### Available records
..........
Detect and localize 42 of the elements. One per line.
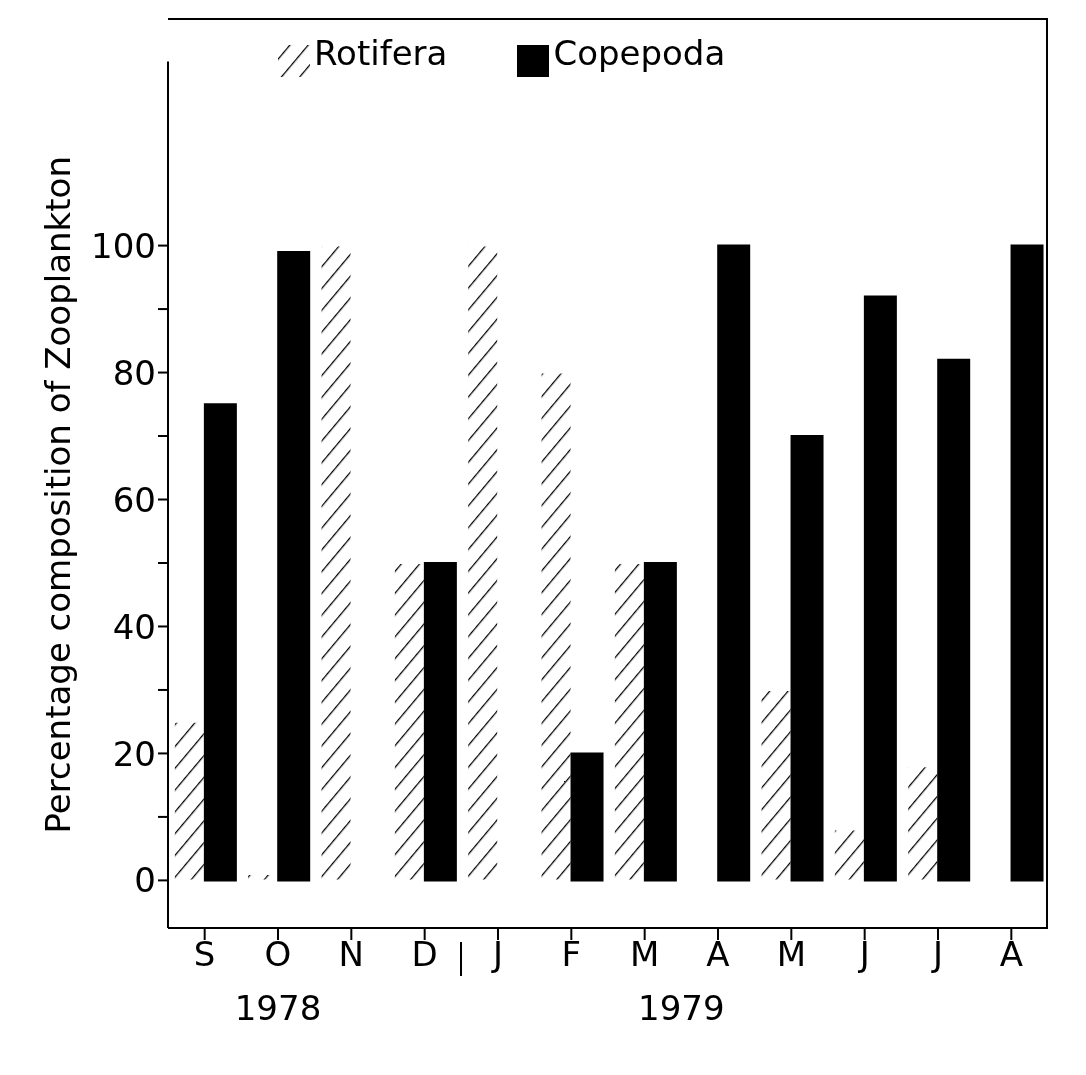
y-tick-label: 0 (134, 860, 156, 901)
bar (643, 561, 677, 882)
x-tick-label: F (561, 934, 582, 975)
bar (392, 561, 426, 882)
bar (863, 295, 897, 882)
x-tick-label: M (776, 934, 807, 975)
bar (612, 561, 646, 882)
bar (790, 435, 824, 882)
y-tick-label: 20 (112, 733, 156, 774)
bar (319, 244, 353, 882)
x-tick-label: J (857, 934, 870, 975)
legend-label: Rotifera (314, 33, 448, 73)
x-tick-label: J (930, 934, 944, 975)
bar (203, 403, 237, 882)
bar (539, 371, 573, 882)
bar (1010, 244, 1044, 882)
x-tick-label: J (490, 934, 504, 975)
y-tick-label: 100 (91, 225, 156, 266)
text: 1979 (637, 988, 726, 1028)
x-tick-label: O (264, 934, 292, 975)
bar (717, 244, 751, 882)
bar (466, 244, 500, 882)
x-tick-label: A (999, 934, 1023, 975)
x-tick-label: D (411, 934, 438, 975)
legend-label: Copepoda (553, 33, 726, 73)
bar (937, 358, 971, 882)
bar (277, 250, 311, 882)
x-tick-label: M (629, 934, 660, 975)
bar (570, 752, 604, 882)
y-tick-label: 40 (112, 606, 156, 647)
x-tick-label: N (338, 934, 365, 975)
x-tick-label: A (706, 934, 730, 975)
bar (906, 765, 940, 882)
bar (759, 688, 793, 882)
bar (832, 828, 866, 882)
y-tick-label: 80 (112, 352, 156, 393)
bar (423, 561, 457, 882)
text: 1978 (233, 988, 323, 1028)
x-tick-label: S (193, 934, 216, 975)
y-tick-label: 60 (112, 479, 156, 520)
bar (172, 720, 206, 882)
y-axis-title: Percentage composition of Zooplankton (38, 156, 79, 834)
..........
### Given problem
Retype every row above exactly as it appears, leaving out the picture.

### Written reply
Detect and localize 42 of the elements. One per line.
y-tick-label: 0 (134, 860, 156, 901)
bar (643, 561, 677, 882)
x-tick-label: F (561, 934, 582, 975)
bar (392, 561, 426, 882)
bar (863, 295, 897, 882)
x-tick-label: M (776, 934, 807, 975)
bar (612, 561, 646, 882)
bar (790, 435, 824, 882)
y-tick-label: 20 (112, 733, 156, 774)
bar (319, 244, 353, 882)
x-tick-label: J (857, 934, 870, 975)
legend-label: Rotifera (314, 33, 448, 73)
x-tick-label: J (930, 934, 944, 975)
bar (203, 403, 237, 882)
bar (539, 371, 573, 882)
bar (1010, 244, 1044, 882)
x-tick-label: J (490, 934, 504, 975)
y-tick-label: 100 (91, 225, 156, 266)
text: 1979 (637, 988, 726, 1028)
x-tick-label: O (264, 934, 292, 975)
bar (717, 244, 751, 882)
bar (466, 244, 500, 882)
x-tick-label: A (999, 934, 1023, 975)
x-tick-label: D (411, 934, 438, 975)
legend-label: Copepoda (553, 33, 726, 73)
bar (937, 358, 971, 882)
bar (277, 250, 311, 882)
x-tick-label: M (629, 934, 660, 975)
bar (570, 752, 604, 882)
y-tick-label: 40 (112, 606, 156, 647)
x-tick-label: N (338, 934, 365, 975)
x-tick-label: A (706, 934, 730, 975)
bar (906, 765, 940, 882)
bar (759, 688, 793, 882)
bar (832, 828, 866, 882)
y-tick-label: 80 (112, 352, 156, 393)
bar (423, 561, 457, 882)
text: 1978 (233, 988, 323, 1028)
x-tick-label: S (193, 934, 216, 975)
y-tick-label: 60 (112, 479, 156, 520)
bar (172, 720, 206, 882)
y-axis-title: Percentage composition of Zooplankton (38, 156, 79, 834)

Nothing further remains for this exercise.